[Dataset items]
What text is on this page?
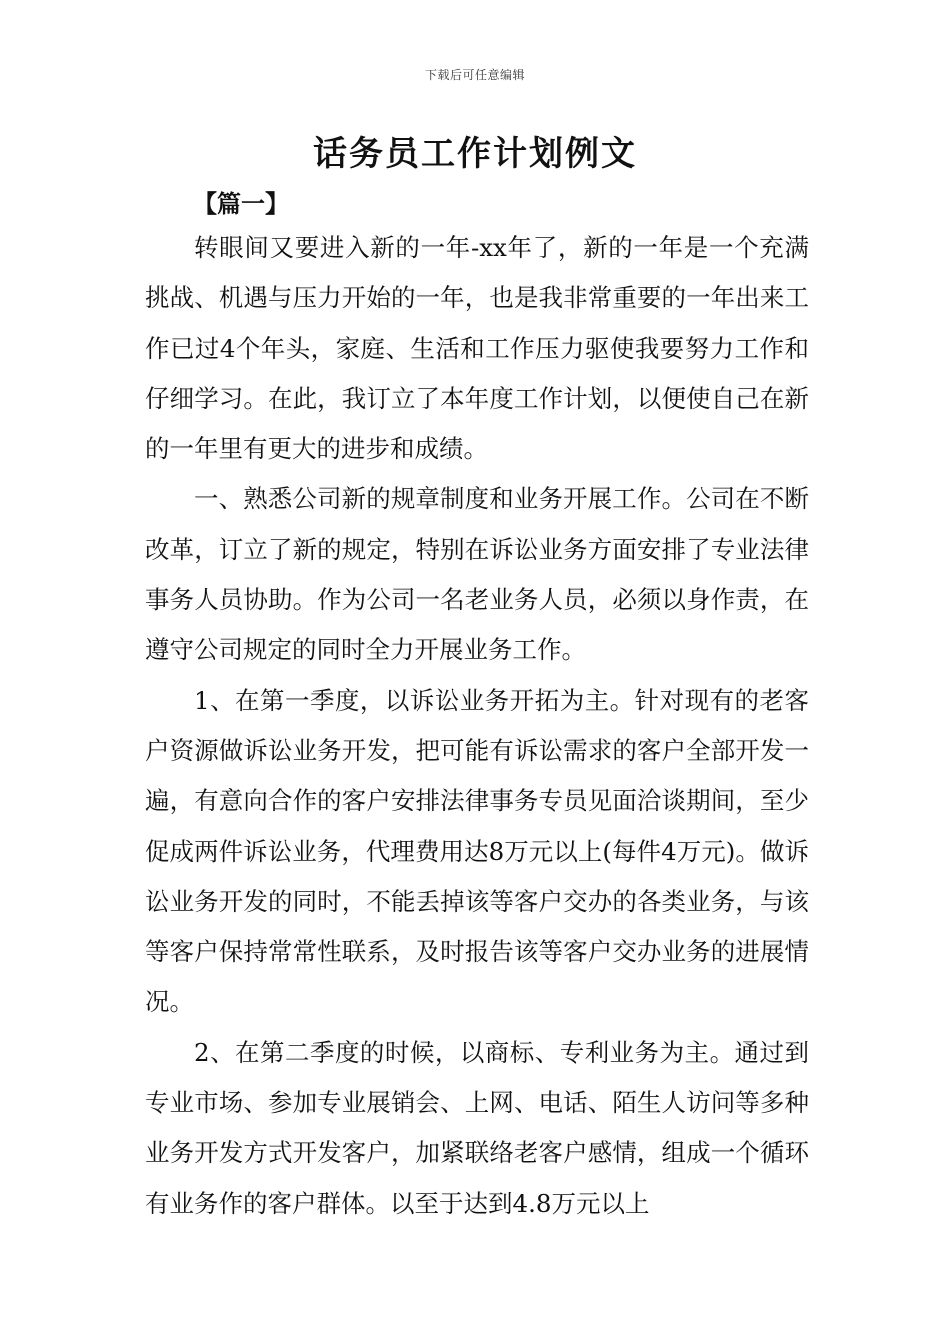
下载后可任意编辑
话务员工作计划例文
【篇一】

转眼间又要进入新的一年-xx年了，新的一年是一个充满挑战、机遇与压力开始的一年，也是我非常重要的一年出来工作已过4个年头，家庭、生活和工作压力驱使我要努力工作和仔细学习。在此，我订立了本年度工作计划，以便使自己在新的一年里有更大的进步和成绩。

一、熟悉公司新的规章制度和业务开展工作。公司在不断改革，订立了新的规定，特别在诉讼业务方面安排了专业法律事务人员协助。作为公司一名老业务人员，必须以身作责，在遵守公司规定的同时全力开展业务工作。

1、在第一季度，以诉讼业务开拓为主。针对现有的老客户资源做诉讼业务开发，把可能有诉讼需求的客户全部开发一遍，有意向合作的客户安排法律事务专员见面洽谈期间，至少促成两件诉讼业务，代理费用达8万元以上(每件4万元)。做诉讼业务开发的同时，不能丢掉该等客户交办的各类业务，与该等客户保持常常性联系，及时报告该等客户交办业务的进展情况。

2、在第二季度的时候，以商标、专利业务为主。通过到专业市场、参加专业展销会、上网、电话、陌生人访问等多种业务开发方式开发客户，加紧联络老客户感情，组成一个循环有业务作的客户群体。以至于达到4.8万元以上
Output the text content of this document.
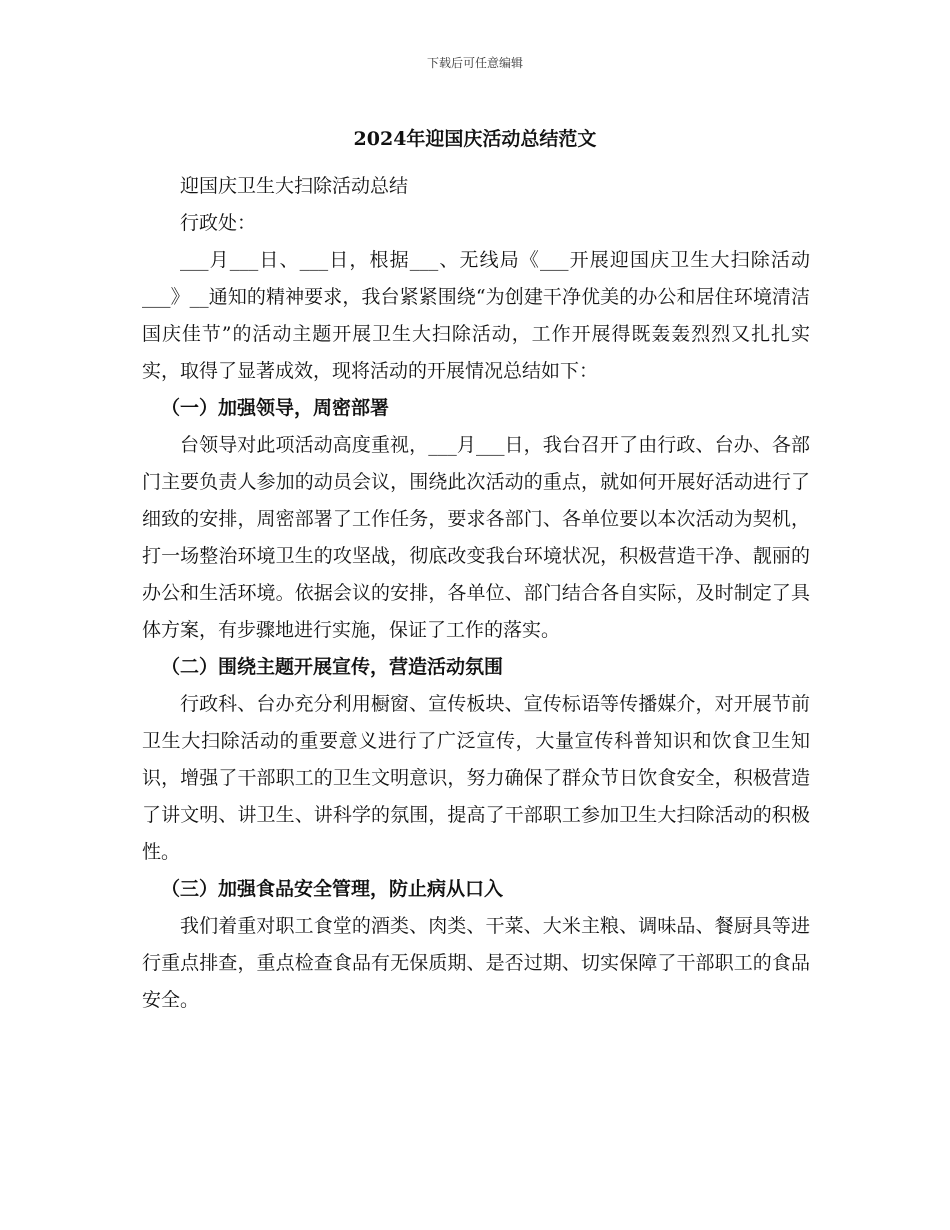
下载后可任意编辑
2024年迎国庆活动总结范文

迎国庆卫生大扫除活动总结

行政处：

___月___日、___日，根据___、无线局《___开展迎国庆卫生大扫除活动___》__通知的精神要求，我台紧紧围绕“为创建干净优美的办公和居住环境清洁国庆佳节”的活动主题开展卫生大扫除活动，工作开展得既轰轰烈烈又扎扎实实，取得了显著成效，现将活动的开展情况总结如下：

（一）加强领导，周密部署

台领导对此项活动高度重视，___月___日，我台召开了由行政、台办、各部门主要负责人参加的动员会议，围绕此次活动的重点，就如何开展好活动进行了细致的安排，周密部署了工作任务，要求各部门、各单位要以本次活动为契机，打一场整治环境卫生的攻坚战，彻底改变我台环境状况，积极营造干净、靓丽的办公和生活环境。依据会议的安排，各单位、部门结合各自实际，及时制定了具体方案，有步骤地进行实施，保证了工作的落实。

（二）围绕主题开展宣传，营造活动氛围

行政科、台办充分利用橱窗、宣传板块、宣传标语等传播媒介，对开展节前卫生大扫除活动的重要意义进行了广泛宣传，大量宣传科普知识和饮食卫生知识，增强了干部职工的卫生文明意识，努力确保了群众节日饮食安全，积极营造了讲文明、讲卫生、讲科学的氛围，提高了干部职工参加卫生大扫除活动的积极性。

（三）加强食品安全管理，防止病从口入

我们着重对职工食堂的酒类、肉类、干菜、大米主粮、调味品、餐厨具等进行重点排查，重点检查食品有无保质期、是否过期、切实保障了干部职工的食品安全。
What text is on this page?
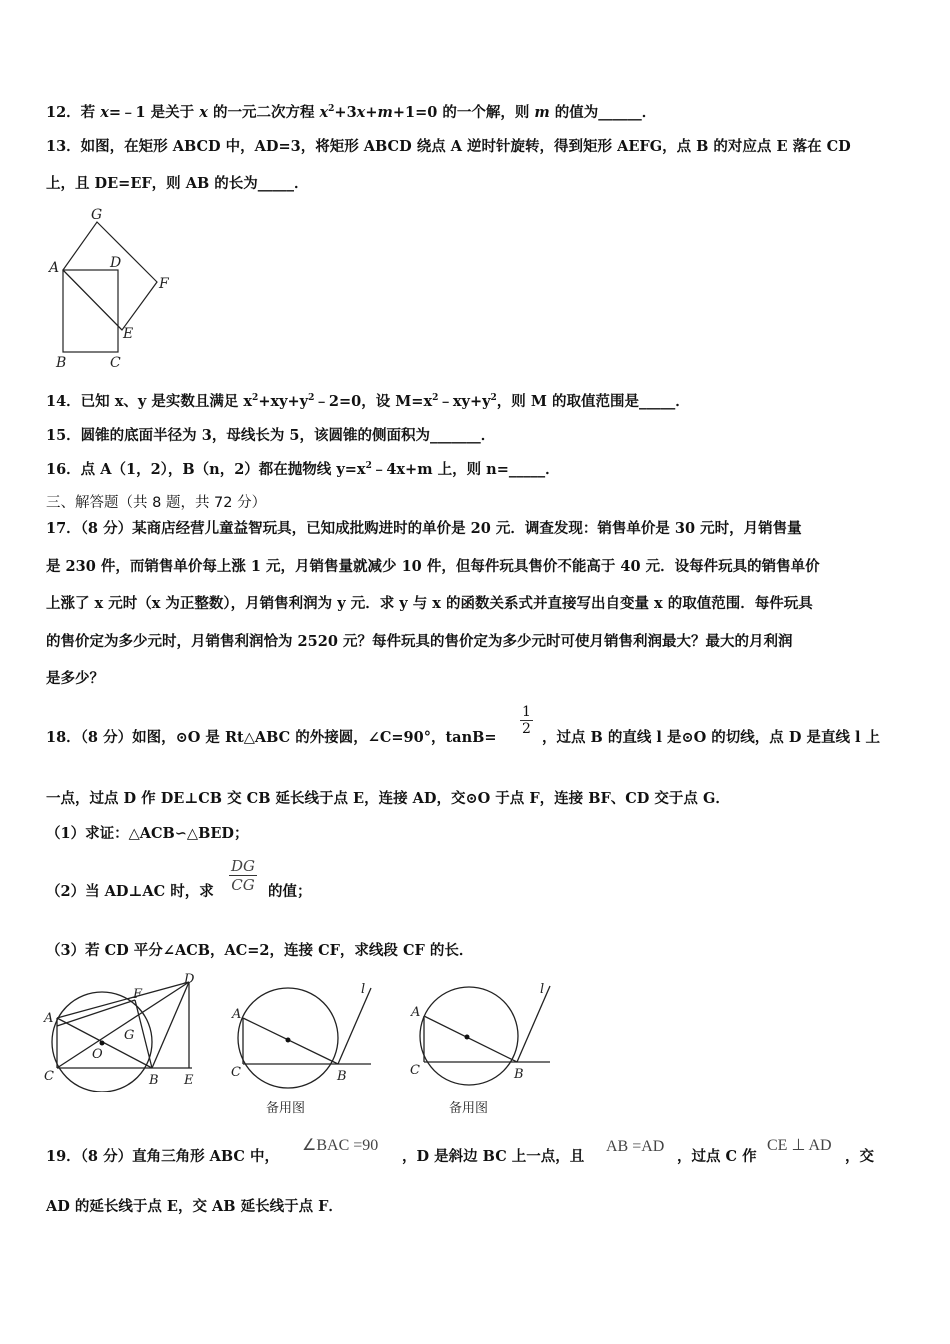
12．若 x=﹣1 是关于 x 的一元二次方程 $x^2+3x+m+1=0$ 的一个解，则 m 的值为______．
13．如图，在矩形 ABCD 中，AD=3，将矩形 ABCD 绕点 A 逆时针旋转，得到矩形 AEFG，点 B 的对应点 E 落在 CD
上，且 DE=EF，则 AB 的长为_____．
G
A	D
F
E
B	C
14．已知 x、y 是实数且满足 $x^2+xy+y^2﹣2=0$，设 $M=x^2﹣xy+y^2$，则 M 的取值范围是_____．
15．圆锥的底面半径为 3，母线长为 5，该圆锥的侧面积为_______．
16．点 A（1，2），B（n，2）都在抛物线 $y=x^2﹣4x+m$ 上，则 n=_____．
三、解答题（共 8 题，共 72 分）
17．（8 分）某商店经营儿童益智玩具，已知成批购进时的单价是 20 元．调查发现：销售单价是 30 元时，月销售量
是 230 件，而销售单价每上涨 1 元，月销售量就减少 10 件，但每件玩具售价不能高于 40 元．设每件玩具的销售单价
上涨了 x 元时（x 为正整数），月销售利润为 y 元．求 y 与 x 的函数关系式并直接写出自变量 x 的取值范围．每件玩具
的售价定为多少元时，月销售利润恰为 2520 元？每件玩具的售价定为多少元时可使月销售利润最大？最大的月利润
是多少？
18．（8 分）如图，⊙O 是 Rt△ABC 的外接圆，∠C=90°，tanB=
$\frac{1}{2}$
，过点 B 的直线 l 是⊙O 的切线，点 D 是直线 l 上
一点，过点 D 作 DE⊥CB 交 CB 延长线于点 E，连接 AD，交⊙O 于点 F，连接 BF、CD 交于点 G．
（1）求证：△ACB∽△BED；
（2）当 AD⊥AC 时，求 $\frac{DG}{CG}$ 的值；
（3）若 CD 平分∠ACB，AC=2，连接 CF，求线段 CF 的长．
A
F
D
G
O
C	B E
A
C	B
l
备用图
A
C	B
l
备用图
19．（8 分）直角三角形 ABC 中，
∠BAC =90
，D 是斜边 BC 上一点，且
AB =AD
，过点 C 作
CE ⊥ AD
，交
AD 的延长线于点 E，交 AB 延长线于点 F．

§ **Required task**: Identify all lines where the word "延长线于点" shows up. Copy them.

§ **Result of the exercise**:
一点，过点 D 作 DE⊥CB 交 CB 延长线于点 E，连接 AD，交⊙O 于点 F，连接 BF、CD 交于点 G．
AD 的延长线于点 E，交 AB 延长线于点 F．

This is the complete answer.